(Chart and figure data)
____________________

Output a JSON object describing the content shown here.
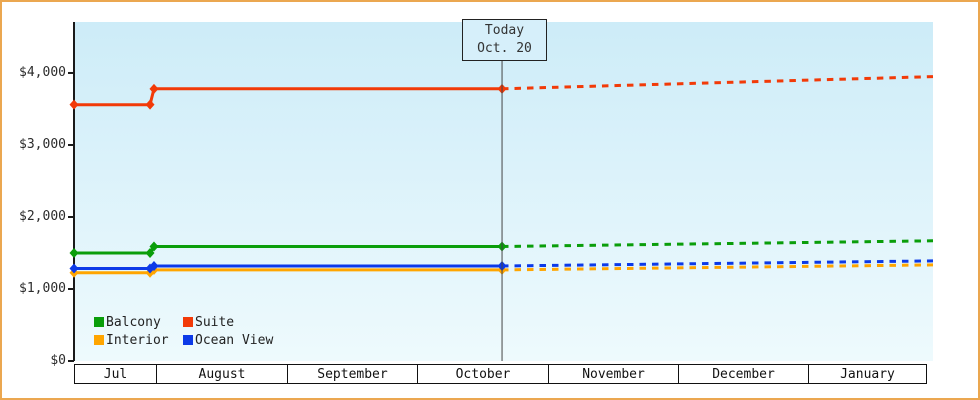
{
  "window": {
    "background": "#ffffff",
    "frame_color": "#eba750"
  },
  "today_marker": {
    "line1": "Today",
    "line2": "Oct. 20"
  },
  "legend": {
    "position": "bottom-left",
    "items": [
      {
        "label": "Balcony",
        "color": "#0a9e0a"
      },
      {
        "label": "Suite",
        "color": "#f23a08"
      },
      {
        "label": "Interior",
        "color": "#ffa500"
      },
      {
        "label": "Ocean View",
        "color": "#0c3ae8"
      }
    ]
  },
  "chart_data": {
    "type": "line",
    "title": "",
    "grid": false,
    "plot_background_gradient": [
      "#cdecf8",
      "#eefafd"
    ],
    "y_axis": {
      "label": "",
      "range": [
        0,
        4708
      ],
      "ticks": [
        {
          "value": 4000,
          "label": "$4,000"
        },
        {
          "value": 3000,
          "label": "$3,000"
        },
        {
          "value": 2000,
          "label": "$2,000"
        },
        {
          "value": 1000,
          "label": "$1,000"
        },
        {
          "value": 0,
          "label": "$0"
        }
      ]
    },
    "x_axis": {
      "months": [
        "Jul",
        "August",
        "September",
        "October",
        "November",
        "December",
        "January"
      ],
      "boundaries_frac": [
        0,
        0.0966,
        0.2503,
        0.4028,
        0.5564,
        0.7089,
        0.8614,
        1.0
      ]
    },
    "today_frac": 0.4983,
    "today_line_color": "#444444",
    "axis_color": "#1a1a1a",
    "series": [
      {
        "name": "Interior",
        "color": "#ffa500",
        "history": [
          [
            0,
            1225
          ],
          [
            0.0885,
            1225
          ],
          [
            0.0931,
            1265
          ],
          [
            0.4983,
            1265
          ]
        ],
        "forecast": [
          [
            0.4983,
            1265
          ],
          [
            1.0,
            1335
          ]
        ]
      },
      {
        "name": "Ocean View",
        "color": "#0c3ae8",
        "history": [
          [
            0,
            1285
          ],
          [
            0.0885,
            1285
          ],
          [
            0.0931,
            1320
          ],
          [
            0.4983,
            1320
          ]
        ],
        "forecast": [
          [
            0.4983,
            1320
          ],
          [
            1.0,
            1390
          ]
        ]
      },
      {
        "name": "Balcony",
        "color": "#0a9e0a",
        "history": [
          [
            0,
            1500
          ],
          [
            0.0885,
            1500
          ],
          [
            0.0931,
            1590
          ],
          [
            0.4983,
            1590
          ]
        ],
        "forecast": [
          [
            0.4983,
            1590
          ],
          [
            1.0,
            1670
          ]
        ]
      },
      {
        "name": "Suite",
        "color": "#f23a08",
        "history": [
          [
            0,
            3560
          ],
          [
            0.0885,
            3560
          ],
          [
            0.0931,
            3780
          ],
          [
            0.4983,
            3780
          ]
        ],
        "forecast": [
          [
            0.4983,
            3780
          ],
          [
            1.0,
            3950
          ]
        ]
      }
    ]
  }
}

____________________

▸ GIVEN INSTRUCTION
Report each line in the preceding entries that holds the string "name".

▸ RESPONSE TO THE TASK
        "name": "Interior",
        "name": "Ocean View",
        "name": "Balcony",
        "name": "Suite",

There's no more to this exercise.